[Dataset excerpts]
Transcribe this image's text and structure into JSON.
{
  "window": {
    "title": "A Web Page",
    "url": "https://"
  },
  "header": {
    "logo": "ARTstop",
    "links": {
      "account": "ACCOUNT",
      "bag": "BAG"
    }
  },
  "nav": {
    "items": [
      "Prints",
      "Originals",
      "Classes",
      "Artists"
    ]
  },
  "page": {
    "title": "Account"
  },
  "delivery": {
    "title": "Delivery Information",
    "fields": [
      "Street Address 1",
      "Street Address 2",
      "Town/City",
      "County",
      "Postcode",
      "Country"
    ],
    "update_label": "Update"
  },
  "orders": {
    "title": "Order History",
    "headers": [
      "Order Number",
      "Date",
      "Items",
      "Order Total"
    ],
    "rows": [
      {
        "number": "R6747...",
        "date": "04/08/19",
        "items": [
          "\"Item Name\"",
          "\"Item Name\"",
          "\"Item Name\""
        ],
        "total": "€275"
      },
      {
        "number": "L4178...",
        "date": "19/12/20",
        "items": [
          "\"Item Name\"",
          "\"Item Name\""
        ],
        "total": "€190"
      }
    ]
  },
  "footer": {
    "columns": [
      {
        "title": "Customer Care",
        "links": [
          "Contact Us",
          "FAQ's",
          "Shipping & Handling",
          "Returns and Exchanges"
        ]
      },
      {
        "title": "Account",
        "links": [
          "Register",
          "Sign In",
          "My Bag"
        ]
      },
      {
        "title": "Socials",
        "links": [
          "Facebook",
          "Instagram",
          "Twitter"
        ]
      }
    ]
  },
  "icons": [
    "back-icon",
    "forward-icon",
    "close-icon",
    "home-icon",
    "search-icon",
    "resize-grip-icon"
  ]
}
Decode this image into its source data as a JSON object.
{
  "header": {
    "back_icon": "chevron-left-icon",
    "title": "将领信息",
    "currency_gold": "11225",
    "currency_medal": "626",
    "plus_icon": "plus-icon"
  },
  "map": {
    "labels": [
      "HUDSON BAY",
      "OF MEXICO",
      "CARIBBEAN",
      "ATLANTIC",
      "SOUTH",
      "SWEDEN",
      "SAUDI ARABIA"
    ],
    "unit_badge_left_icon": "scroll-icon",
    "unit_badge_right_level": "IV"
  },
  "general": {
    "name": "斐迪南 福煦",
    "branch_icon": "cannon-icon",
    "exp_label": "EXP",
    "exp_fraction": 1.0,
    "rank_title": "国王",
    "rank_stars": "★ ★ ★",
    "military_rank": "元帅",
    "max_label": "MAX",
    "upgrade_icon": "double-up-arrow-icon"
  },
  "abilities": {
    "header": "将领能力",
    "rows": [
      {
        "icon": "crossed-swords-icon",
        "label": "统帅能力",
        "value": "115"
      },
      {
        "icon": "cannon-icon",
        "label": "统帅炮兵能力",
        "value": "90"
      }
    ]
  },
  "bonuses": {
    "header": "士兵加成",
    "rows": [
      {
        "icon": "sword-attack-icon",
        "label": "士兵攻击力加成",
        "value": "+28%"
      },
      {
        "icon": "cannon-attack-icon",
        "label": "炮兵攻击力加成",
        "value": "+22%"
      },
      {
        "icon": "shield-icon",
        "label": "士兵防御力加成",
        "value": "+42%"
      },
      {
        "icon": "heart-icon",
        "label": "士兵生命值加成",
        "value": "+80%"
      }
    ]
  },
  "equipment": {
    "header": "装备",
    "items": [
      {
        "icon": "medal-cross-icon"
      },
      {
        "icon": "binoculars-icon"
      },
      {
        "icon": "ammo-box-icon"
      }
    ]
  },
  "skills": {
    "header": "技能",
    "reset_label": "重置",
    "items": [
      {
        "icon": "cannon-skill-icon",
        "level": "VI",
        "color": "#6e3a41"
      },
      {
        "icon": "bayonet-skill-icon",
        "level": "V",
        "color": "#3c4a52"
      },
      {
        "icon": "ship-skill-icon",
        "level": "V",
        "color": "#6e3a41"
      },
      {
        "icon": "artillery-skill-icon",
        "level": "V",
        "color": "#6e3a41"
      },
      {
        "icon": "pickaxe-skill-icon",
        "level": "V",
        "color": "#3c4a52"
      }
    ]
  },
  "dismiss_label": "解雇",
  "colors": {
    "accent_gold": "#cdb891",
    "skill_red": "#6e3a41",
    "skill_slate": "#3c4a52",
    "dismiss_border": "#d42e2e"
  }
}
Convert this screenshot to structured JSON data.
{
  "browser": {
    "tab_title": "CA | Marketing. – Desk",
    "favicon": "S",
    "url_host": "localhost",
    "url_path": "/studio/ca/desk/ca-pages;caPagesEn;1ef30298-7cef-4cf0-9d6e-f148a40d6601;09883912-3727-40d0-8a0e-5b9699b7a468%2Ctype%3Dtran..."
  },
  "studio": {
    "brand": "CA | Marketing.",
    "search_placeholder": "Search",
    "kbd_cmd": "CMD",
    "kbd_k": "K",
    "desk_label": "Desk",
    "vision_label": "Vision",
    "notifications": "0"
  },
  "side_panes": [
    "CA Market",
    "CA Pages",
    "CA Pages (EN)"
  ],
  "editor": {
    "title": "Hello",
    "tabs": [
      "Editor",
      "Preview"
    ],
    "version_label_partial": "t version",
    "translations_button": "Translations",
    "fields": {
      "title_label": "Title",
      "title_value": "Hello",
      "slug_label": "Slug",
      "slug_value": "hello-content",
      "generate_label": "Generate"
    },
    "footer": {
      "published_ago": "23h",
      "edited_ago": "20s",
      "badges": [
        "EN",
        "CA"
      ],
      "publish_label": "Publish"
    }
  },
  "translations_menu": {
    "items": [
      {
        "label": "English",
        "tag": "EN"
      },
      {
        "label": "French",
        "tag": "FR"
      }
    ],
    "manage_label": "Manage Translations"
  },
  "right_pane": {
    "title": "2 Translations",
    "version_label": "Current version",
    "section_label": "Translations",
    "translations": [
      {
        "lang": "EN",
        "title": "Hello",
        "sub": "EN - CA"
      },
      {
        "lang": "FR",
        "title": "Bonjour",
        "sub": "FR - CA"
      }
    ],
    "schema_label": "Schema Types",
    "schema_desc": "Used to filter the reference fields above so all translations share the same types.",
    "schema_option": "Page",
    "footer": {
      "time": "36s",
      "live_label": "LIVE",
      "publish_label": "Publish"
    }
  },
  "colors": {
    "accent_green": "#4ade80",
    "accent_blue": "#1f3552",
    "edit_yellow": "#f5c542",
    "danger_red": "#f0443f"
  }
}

• **EXERCISE INSTRUCTIONS**:
Extract the complete data, matching each line exactly.

• **COMPLETED EXERCISE**:
Transcribe this image's text and structure into JSON.
{
  "window": {
    "title": "A Web Page",
    "url": "https://"
  },
  "header": {
    "logo": "ARTstop",
    "links": {
      "account": "ACCOUNT",
      "bag": "BAG"
    }
  },
  "nav": {
    "items": [
      "Prints",
      "Originals",
      "Classes",
      "Artists"
    ]
  },
  "page": {
    "title": "Account"
  },
  "delivery": {
    "title": "Delivery Information",
    "fields": [
      "Street Address 1",
      "Street Address 2",
      "Town/City",
      "County",
      "Postcode",
      "Country"
    ],
    "update_label": "Update"
  },
  "orders": {
    "title": "Order History",
    "headers": [
      "Order Number",
      "Date",
      "Items",
      "Order Total"
    ],
    "rows": [
      {
        "number": "R6747...",
        "date": "04/08/19",
        "items": [
          "\"Item Name\"",
          "\"Item Name\"",
          "\"Item Name\""
        ],
        "total": "€275"
      },
      {
        "number": "L4178...",
        "date": "19/12/20",
        "items": [
          "\"Item Name\"",
          "\"Item Name\""
        ],
        "total": "€190"
      }
    ]
  },
  "footer": {
    "columns": [
      {
        "title": "Customer Care",
        "links": [
          "Contact Us",
          "FAQ's",
          "Shipping & Handling",
          "Returns and Exchanges"
        ]
      },
      {
        "title": "Account",
        "links": [
          "Register",
          "Sign In",
          "My Bag"
        ]
      },
      {
        "title": "Socials",
        "links": [
          "Facebook",
          "Instagram",
          "Twitter"
        ]
      }
    ]
  },
  "icons": [
    "back-icon",
    "forward-icon",
    "close-icon",
    "home-icon",
    "search-icon",
    "resize-grip-icon"
  ]
}
Decode this image into its source data as a JSON object.
{
  "header": {
    "back_icon": "chevron-left-icon",
    "title": "将领信息",
    "currency_gold": "11225",
    "currency_medal": "626",
    "plus_icon": "plus-icon"
  },
  "map": {
    "labels": [
      "HUDSON BAY",
      "OF MEXICO",
      "CARIBBEAN",
      "ATLANTIC",
      "SOUTH",
      "SWEDEN",
      "SAUDI ARABIA"
    ],
    "unit_badge_left_icon": "scroll-icon",
    "unit_badge_right_level": "IV"
  },
  "general": {
    "name": "斐迪南 福煦",
    "branch_icon": "cannon-icon",
    "exp_label": "EXP",
    "exp_fraction": 1.0,
    "rank_title": "国王",
    "rank_stars": "★ ★ ★",
    "military_rank": "元帅",
    "max_label": "MAX",
    "upgrade_icon": "double-up-arrow-icon"
  },
  "abilities": {
    "header": "将领能力",
    "rows": [
      {
        "icon": "crossed-swords-icon",
        "label": "统帅能力",
        "value": "115"
      },
      {
        "icon": "cannon-icon",
        "label": "统帅炮兵能力",
        "value": "90"
      }
    ]
  },
  "bonuses": {
    "header": "士兵加成",
    "rows": [
      {
        "icon": "sword-attack-icon",
        "label": "士兵攻击力加成",
        "value": "+28%"
      },
      {
        "icon": "cannon-attack-icon",
        "label": "炮兵攻击力加成",
        "value": "+22%"
      },
      {
        "icon": "shield-icon",
        "label": "士兵防御力加成",
        "value": "+42%"
      },
      {
        "icon": "heart-icon",
        "label": "士兵生命值加成",
        "value": "+80%"
      }
    ]
  },
  "equipment": {
    "header": "装备",
    "items": [
      {
        "icon": "medal-cross-icon"
      },
      {
        "icon": "binoculars-icon"
      },
      {
        "icon": "ammo-box-icon"
      }
    ]
  },
  "skills": {
    "header": "技能",
    "reset_label": "重置",
    "items": [
      {
        "icon": "cannon-skill-icon",
        "level": "VI",
        "color": "#6e3a41"
      },
      {
        "icon": "bayonet-skill-icon",
        "level": "V",
        "color": "#3c4a52"
      },
      {
        "icon": "ship-skill-icon",
        "level": "V",
        "color": "#6e3a41"
      },
      {
        "icon": "artillery-skill-icon",
        "level": "V",
        "color": "#6e3a41"
      },
      {
        "icon": "pickaxe-skill-icon",
        "level": "V",
        "color": "#3c4a52"
      }
    ]
  },
  "dismiss_label": "解雇",
  "colors": {
    "accent_gold": "#cdb891",
    "skill_red": "#6e3a41",
    "skill_slate": "#3c4a52",
    "dismiss_border": "#d42e2e"
  }
}
Convert this screenshot to structured JSON data.
{
  "browser": {
    "tab_title": "CA | Marketing. – Desk",
    "favicon": "S",
    "url_host": "localhost",
    "url_path": "/studio/ca/desk/ca-pages;caPagesEn;1ef30298-7cef-4cf0-9d6e-f148a40d6601;09883912-3727-40d0-8a0e-5b9699b7a468%2Ctype%3Dtran..."
  },
  "studio": {
    "brand": "CA | Marketing.",
    "search_placeholder": "Search",
    "kbd_cmd": "CMD",
    "kbd_k": "K",
    "desk_label": "Desk",
    "vision_label": "Vision",
    "notifications": "0"
  },
  "side_panes": [
    "CA Market",
    "CA Pages",
    "CA Pages (EN)"
  ],
  "editor": {
    "title": "Hello",
    "tabs": [
      "Editor",
      "Preview"
    ],
    "version_label_partial": "t version",
    "translations_button": "Translations",
    "fields": {
      "title_label": "Title",
      "title_value": "Hello",
      "slug_label": "Slug",
      "slug_value": "hello-content",
      "generate_label": "Generate"
    },
    "footer": {
      "published_ago": "23h",
      "edited_ago": "20s",
      "badges": [
        "EN",
        "CA"
      ],
      "publish_label": "Publish"
    }
  },
  "translations_menu": {
    "items": [
      {
        "label": "English",
        "tag": "EN"
      },
      {
        "label": "French",
        "tag": "FR"
      }
    ],
    "manage_label": "Manage Translations"
  },
  "right_pane": {
    "title": "2 Translations",
    "version_label": "Current version",
    "section_label": "Translations",
    "translations": [
      {
        "lang": "EN",
        "title": "Hello",
        "sub": "EN - CA"
      },
      {
        "lang": "FR",
        "title": "Bonjour",
        "sub": "FR - CA"
      }
    ],
    "schema_label": "Schema Types",
    "schema_desc": "Used to filter the reference fields above so all translations share the same types.",
    "schema_option": "Page",
    "footer": {
      "time": "36s",
      "live_label": "LIVE",
      "publish_label": "Publish"
    }
  },
  "colors": {
    "accent_green": "#4ade80",
    "accent_blue": "#1f3552",
    "edit_yellow": "#f5c542",
    "danger_red": "#f0443f"
  }
}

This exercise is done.